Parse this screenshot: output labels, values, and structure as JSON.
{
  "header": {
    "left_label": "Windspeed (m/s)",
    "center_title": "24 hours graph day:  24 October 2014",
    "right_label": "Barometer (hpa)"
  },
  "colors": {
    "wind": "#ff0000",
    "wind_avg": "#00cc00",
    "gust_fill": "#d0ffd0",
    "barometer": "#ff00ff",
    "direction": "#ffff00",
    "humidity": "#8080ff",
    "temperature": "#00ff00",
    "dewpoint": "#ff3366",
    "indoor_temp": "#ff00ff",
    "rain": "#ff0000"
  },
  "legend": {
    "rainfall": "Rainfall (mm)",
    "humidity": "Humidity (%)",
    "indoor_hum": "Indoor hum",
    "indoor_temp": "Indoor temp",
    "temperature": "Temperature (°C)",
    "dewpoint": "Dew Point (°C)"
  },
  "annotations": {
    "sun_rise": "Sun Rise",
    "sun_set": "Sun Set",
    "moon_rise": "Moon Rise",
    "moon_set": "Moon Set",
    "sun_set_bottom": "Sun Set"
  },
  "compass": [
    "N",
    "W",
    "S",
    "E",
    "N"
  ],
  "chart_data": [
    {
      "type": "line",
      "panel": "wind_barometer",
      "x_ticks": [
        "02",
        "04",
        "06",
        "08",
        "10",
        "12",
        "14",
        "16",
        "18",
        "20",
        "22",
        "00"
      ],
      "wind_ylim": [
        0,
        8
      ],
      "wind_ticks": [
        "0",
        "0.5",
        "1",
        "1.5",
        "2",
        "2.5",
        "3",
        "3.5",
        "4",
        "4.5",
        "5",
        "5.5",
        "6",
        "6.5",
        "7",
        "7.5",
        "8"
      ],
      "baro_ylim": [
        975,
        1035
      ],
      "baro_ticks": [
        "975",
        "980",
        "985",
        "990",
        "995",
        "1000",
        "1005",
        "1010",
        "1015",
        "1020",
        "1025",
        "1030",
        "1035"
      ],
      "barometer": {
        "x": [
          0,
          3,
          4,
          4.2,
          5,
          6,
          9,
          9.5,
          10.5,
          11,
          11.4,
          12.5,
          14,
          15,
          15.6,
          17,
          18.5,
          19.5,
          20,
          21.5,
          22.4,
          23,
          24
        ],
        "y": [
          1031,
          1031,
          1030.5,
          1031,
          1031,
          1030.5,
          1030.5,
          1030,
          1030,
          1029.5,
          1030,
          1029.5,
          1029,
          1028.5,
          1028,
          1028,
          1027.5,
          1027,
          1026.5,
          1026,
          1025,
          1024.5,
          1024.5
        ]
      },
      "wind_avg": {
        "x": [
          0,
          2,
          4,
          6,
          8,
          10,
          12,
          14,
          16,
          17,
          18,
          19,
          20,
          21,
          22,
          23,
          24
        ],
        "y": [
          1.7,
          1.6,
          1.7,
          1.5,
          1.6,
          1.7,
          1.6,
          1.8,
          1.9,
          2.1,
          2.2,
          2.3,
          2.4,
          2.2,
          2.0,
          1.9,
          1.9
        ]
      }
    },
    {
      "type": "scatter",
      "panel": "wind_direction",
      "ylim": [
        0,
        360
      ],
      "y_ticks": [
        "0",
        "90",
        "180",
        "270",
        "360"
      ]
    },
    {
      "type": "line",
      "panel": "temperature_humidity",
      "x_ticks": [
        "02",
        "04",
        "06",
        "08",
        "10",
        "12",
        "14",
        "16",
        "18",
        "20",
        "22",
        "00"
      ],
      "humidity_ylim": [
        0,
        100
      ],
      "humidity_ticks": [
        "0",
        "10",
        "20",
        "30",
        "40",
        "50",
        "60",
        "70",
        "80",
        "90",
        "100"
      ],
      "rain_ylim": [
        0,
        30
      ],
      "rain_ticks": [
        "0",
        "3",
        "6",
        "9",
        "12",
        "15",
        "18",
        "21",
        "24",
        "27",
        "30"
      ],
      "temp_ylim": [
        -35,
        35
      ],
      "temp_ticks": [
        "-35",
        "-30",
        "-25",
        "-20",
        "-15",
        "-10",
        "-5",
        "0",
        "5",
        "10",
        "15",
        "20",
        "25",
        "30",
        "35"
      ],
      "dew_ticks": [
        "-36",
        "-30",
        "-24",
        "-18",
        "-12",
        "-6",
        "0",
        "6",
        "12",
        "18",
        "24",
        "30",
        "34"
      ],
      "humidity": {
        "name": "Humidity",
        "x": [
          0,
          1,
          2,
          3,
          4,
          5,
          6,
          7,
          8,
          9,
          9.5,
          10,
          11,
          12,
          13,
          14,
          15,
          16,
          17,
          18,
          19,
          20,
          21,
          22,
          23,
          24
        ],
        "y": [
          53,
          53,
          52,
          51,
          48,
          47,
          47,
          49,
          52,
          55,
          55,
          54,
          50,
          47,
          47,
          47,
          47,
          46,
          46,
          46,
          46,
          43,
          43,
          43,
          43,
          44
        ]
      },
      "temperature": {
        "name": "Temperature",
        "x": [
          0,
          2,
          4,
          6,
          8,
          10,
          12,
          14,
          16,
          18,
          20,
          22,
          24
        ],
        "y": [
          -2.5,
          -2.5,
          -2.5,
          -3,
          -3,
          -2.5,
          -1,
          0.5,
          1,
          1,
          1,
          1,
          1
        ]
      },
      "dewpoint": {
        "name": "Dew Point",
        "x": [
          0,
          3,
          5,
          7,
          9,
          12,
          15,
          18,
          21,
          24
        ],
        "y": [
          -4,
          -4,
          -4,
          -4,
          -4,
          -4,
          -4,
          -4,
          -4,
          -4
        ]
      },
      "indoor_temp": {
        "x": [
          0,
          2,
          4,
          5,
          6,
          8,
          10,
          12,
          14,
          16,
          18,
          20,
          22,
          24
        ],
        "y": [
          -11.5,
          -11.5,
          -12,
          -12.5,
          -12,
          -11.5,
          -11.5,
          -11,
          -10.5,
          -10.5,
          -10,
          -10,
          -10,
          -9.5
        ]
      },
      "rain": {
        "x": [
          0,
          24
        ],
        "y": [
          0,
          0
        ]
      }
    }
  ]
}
####################
_Instructions to follow_
Each line in the listing above that contains "name" should be copied.

_In response_
        "name": "Humidity",
        "name": "Temperature",
        "name": "Dew Point",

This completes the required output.